* [Task] Please print every record below exactly as it appears.

_ _ _ _ _

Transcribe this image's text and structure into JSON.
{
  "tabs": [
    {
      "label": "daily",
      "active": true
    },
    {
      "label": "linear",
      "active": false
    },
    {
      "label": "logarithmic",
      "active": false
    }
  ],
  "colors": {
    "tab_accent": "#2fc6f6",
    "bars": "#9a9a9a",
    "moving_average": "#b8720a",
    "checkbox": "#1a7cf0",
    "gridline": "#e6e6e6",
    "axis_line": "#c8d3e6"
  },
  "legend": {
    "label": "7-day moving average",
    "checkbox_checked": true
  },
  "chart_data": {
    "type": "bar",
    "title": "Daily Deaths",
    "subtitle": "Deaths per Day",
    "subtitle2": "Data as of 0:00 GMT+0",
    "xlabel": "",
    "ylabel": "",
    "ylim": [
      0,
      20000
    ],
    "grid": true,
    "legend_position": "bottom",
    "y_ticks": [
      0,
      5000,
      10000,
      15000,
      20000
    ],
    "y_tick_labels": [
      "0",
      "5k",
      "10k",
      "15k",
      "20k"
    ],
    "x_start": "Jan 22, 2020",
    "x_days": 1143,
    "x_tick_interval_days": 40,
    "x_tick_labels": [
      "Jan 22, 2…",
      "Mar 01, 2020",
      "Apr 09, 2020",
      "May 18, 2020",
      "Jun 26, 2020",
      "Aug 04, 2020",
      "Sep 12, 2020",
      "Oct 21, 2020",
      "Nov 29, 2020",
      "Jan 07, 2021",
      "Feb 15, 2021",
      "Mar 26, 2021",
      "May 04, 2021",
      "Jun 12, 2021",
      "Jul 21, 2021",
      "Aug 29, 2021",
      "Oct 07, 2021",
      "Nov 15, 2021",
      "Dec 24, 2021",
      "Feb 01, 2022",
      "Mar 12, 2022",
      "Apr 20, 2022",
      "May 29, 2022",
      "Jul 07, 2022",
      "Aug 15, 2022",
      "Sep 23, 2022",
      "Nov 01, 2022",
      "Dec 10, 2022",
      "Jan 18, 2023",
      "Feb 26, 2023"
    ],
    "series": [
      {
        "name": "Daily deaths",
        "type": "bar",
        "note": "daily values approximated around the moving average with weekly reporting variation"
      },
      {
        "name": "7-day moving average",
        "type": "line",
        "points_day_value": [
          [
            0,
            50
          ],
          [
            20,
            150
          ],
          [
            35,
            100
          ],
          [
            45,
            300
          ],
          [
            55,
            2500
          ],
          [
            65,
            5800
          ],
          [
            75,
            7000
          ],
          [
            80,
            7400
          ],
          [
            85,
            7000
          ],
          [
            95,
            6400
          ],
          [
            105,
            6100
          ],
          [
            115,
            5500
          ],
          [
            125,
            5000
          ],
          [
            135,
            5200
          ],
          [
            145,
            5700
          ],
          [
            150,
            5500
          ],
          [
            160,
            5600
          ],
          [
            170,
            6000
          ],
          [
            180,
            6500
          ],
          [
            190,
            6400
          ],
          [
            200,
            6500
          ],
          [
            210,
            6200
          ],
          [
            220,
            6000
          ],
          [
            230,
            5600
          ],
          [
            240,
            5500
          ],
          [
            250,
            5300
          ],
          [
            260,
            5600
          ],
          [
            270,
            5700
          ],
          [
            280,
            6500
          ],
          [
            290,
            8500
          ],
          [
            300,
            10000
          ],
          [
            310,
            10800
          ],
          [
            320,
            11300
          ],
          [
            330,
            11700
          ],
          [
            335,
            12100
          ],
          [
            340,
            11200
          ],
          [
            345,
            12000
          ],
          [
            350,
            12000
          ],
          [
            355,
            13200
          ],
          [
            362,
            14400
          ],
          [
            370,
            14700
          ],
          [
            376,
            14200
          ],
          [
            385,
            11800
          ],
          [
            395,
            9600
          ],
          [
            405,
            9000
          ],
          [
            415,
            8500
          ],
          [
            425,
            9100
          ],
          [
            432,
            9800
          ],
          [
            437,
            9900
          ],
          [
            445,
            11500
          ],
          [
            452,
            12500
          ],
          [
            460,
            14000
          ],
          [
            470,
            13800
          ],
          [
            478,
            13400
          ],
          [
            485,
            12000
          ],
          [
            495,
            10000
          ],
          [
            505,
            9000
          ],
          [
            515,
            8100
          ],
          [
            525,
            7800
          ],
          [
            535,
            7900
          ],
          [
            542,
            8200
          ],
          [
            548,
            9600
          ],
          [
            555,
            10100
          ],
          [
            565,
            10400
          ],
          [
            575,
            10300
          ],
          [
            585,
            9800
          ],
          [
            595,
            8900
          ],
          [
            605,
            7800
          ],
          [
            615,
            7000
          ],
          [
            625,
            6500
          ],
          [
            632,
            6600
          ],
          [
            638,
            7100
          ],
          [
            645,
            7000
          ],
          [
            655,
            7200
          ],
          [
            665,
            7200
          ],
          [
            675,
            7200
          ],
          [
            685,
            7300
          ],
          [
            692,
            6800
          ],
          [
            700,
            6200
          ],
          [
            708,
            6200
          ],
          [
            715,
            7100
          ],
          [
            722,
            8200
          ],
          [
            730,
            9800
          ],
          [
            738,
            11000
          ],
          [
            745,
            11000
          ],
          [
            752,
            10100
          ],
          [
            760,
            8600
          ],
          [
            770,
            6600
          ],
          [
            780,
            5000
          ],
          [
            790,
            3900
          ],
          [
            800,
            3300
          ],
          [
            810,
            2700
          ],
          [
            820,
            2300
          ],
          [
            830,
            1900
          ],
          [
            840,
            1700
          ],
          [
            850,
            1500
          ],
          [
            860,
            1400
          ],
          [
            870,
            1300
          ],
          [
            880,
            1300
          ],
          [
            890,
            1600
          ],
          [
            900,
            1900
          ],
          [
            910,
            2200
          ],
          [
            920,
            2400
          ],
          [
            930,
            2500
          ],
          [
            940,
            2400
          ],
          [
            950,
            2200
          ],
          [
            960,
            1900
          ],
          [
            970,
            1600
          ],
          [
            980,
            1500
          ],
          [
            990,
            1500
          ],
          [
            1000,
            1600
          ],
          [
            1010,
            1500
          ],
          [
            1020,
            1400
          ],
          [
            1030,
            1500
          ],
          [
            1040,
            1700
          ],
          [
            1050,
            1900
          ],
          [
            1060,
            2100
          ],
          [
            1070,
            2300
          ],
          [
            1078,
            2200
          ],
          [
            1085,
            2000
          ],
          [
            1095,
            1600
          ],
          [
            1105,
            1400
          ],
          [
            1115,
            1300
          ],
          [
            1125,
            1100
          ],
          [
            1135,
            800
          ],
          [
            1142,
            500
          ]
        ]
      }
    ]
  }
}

_ _ _ _ _

* [The result]
Transcribe this image's text and structure into JSON.
{
  "tabs": [
    {
      "label": "daily",
      "active": true
    },
    {
      "label": "linear",
      "active": false
    },
    {
      "label": "logarithmic",
      "active": false
    }
  ],
  "colors": {
    "tab_accent": "#2fc6f6",
    "bars": "#9a9a9a",
    "moving_average": "#b8720a",
    "checkbox": "#1a7cf0",
    "gridline": "#e6e6e6",
    "axis_line": "#c8d3e6"
  },
  "legend": {
    "label": "7-day moving average",
    "checkbox_checked": true
  },
  "chart_data": {
    "type": "bar",
    "title": "Daily Deaths",
    "subtitle": "Deaths per Day",
    "subtitle2": "Data as of 0:00 GMT+0",
    "xlabel": "",
    "ylabel": "",
    "ylim": [
      0,
      20000
    ],
    "grid": true,
    "legend_position": "bottom",
    "y_ticks": [
      0,
      5000,
      10000,
      15000,
      20000
    ],
    "y_tick_labels": [
      "0",
      "5k",
      "10k",
      "15k",
      "20k"
    ],
    "x_start": "Jan 22, 2020",
    "x_days": 1143,
    "x_tick_interval_days": 40,
    "x_tick_labels": [
      "Jan 22, 2…",
      "Mar 01, 2020",
      "Apr 09, 2020",
      "May 18, 2020",
      "Jun 26, 2020",
      "Aug 04, 2020",
      "Sep 12, 2020",
      "Oct 21, 2020",
      "Nov 29, 2020",
      "Jan 07, 2021",
      "Feb 15, 2021",
      "Mar 26, 2021",
      "May 04, 2021",
      "Jun 12, 2021",
      "Jul 21, 2021",
      "Aug 29, 2021",
      "Oct 07, 2021",
      "Nov 15, 2021",
      "Dec 24, 2021",
      "Feb 01, 2022",
      "Mar 12, 2022",
      "Apr 20, 2022",
      "May 29, 2022",
      "Jul 07, 2022",
      "Aug 15, 2022",
      "Sep 23, 2022",
      "Nov 01, 2022",
      "Dec 10, 2022",
      "Jan 18, 2023",
      "Feb 26, 2023"
    ],
    "series": [
      {
        "name": "Daily deaths",
        "type": "bar",
        "note": "daily values approximated around the moving average with weekly reporting variation"
      },
      {
        "name": "7-day moving average",
        "type": "line",
        "points_day_value": [
          [
            0,
            50
          ],
          [
            20,
            150
          ],
          [
            35,
            100
          ],
          [
            45,
            300
          ],
          [
            55,
            2500
          ],
          [
            65,
            5800
          ],
          [
            75,
            7000
          ],
          [
            80,
            7400
          ],
          [
            85,
            7000
          ],
          [
            95,
            6400
          ],
          [
            105,
            6100
          ],
          [
            115,
            5500
          ],
          [
            125,
            5000
          ],
          [
            135,
            5200
          ],
          [
            145,
            5700
          ],
          [
            150,
            5500
          ],
          [
            160,
            5600
          ],
          [
            170,
            6000
          ],
          [
            180,
            6500
          ],
          [
            190,
            6400
          ],
          [
            200,
            6500
          ],
          [
            210,
            6200
          ],
          [
            220,
            6000
          ],
          [
            230,
            5600
          ],
          [
            240,
            5500
          ],
          [
            250,
            5300
          ],
          [
            260,
            5600
          ],
          [
            270,
            5700
          ],
          [
            280,
            6500
          ],
          [
            290,
            8500
          ],
          [
            300,
            10000
          ],
          [
            310,
            10800
          ],
          [
            320,
            11300
          ],
          [
            330,
            11700
          ],
          [
            335,
            12100
          ],
          [
            340,
            11200
          ],
          [
            345,
            12000
          ],
          [
            350,
            12000
          ],
          [
            355,
            13200
          ],
          [
            362,
            14400
          ],
          [
            370,
            14700
          ],
          [
            376,
            14200
          ],
          [
            385,
            11800
          ],
          [
            395,
            9600
          ],
          [
            405,
            9000
          ],
          [
            415,
            8500
          ],
          [
            425,
            9100
          ],
          [
            432,
            9800
          ],
          [
            437,
            9900
          ],
          [
            445,
            11500
          ],
          [
            452,
            12500
          ],
          [
            460,
            14000
          ],
          [
            470,
            13800
          ],
          [
            478,
            13400
          ],
          [
            485,
            12000
          ],
          [
            495,
            10000
          ],
          [
            505,
            9000
          ],
          [
            515,
            8100
          ],
          [
            525,
            7800
          ],
          [
            535,
            7900
          ],
          [
            542,
            8200
          ],
          [
            548,
            9600
          ],
          [
            555,
            10100
          ],
          [
            565,
            10400
          ],
          [
            575,
            10300
          ],
          [
            585,
            9800
          ],
          [
            595,
            8900
          ],
          [
            605,
            7800
          ],
          [
            615,
            7000
          ],
          [
            625,
            6500
          ],
          [
            632,
            6600
          ],
          [
            638,
            7100
          ],
          [
            645,
            7000
          ],
          [
            655,
            7200
          ],
          [
            665,
            7200
          ],
          [
            675,
            7200
          ],
          [
            685,
            7300
          ],
          [
            692,
            6800
          ],
          [
            700,
            6200
          ],
          [
            708,
            6200
          ],
          [
            715,
            7100
          ],
          [
            722,
            8200
          ],
          [
            730,
            9800
          ],
          [
            738,
            11000
          ],
          [
            745,
            11000
          ],
          [
            752,
            10100
          ],
          [
            760,
            8600
          ],
          [
            770,
            6600
          ],
          [
            780,
            5000
          ],
          [
            790,
            3900
          ],
          [
            800,
            3300
          ],
          [
            810,
            2700
          ],
          [
            820,
            2300
          ],
          [
            830,
            1900
          ],
          [
            840,
            1700
          ],
          [
            850,
            1500
          ],
          [
            860,
            1400
          ],
          [
            870,
            1300
          ],
          [
            880,
            1300
          ],
          [
            890,
            1600
          ],
          [
            900,
            1900
          ],
          [
            910,
            2200
          ],
          [
            920,
            2400
          ],
          [
            930,
            2500
          ],
          [
            940,
            2400
          ],
          [
            950,
            2200
          ],
          [
            960,
            1900
          ],
          [
            970,
            1600
          ],
          [
            980,
            1500
          ],
          [
            990,
            1500
          ],
          [
            1000,
            1600
          ],
          [
            1010,
            1500
          ],
          [
            1020,
            1400
          ],
          [
            1030,
            1500
          ],
          [
            1040,
            1700
          ],
          [
            1050,
            1900
          ],
          [
            1060,
            2100
          ],
          [
            1070,
            2300
          ],
          [
            1078,
            2200
          ],
          [
            1085,
            2000
          ],
          [
            1095,
            1600
          ],
          [
            1105,
            1400
          ],
          [
            1115,
            1300
          ],
          [
            1125,
            1100
          ],
          [
            1135,
            800
          ],
          [
            1142,
            500
          ]
        ]
      }
    ]
  }
}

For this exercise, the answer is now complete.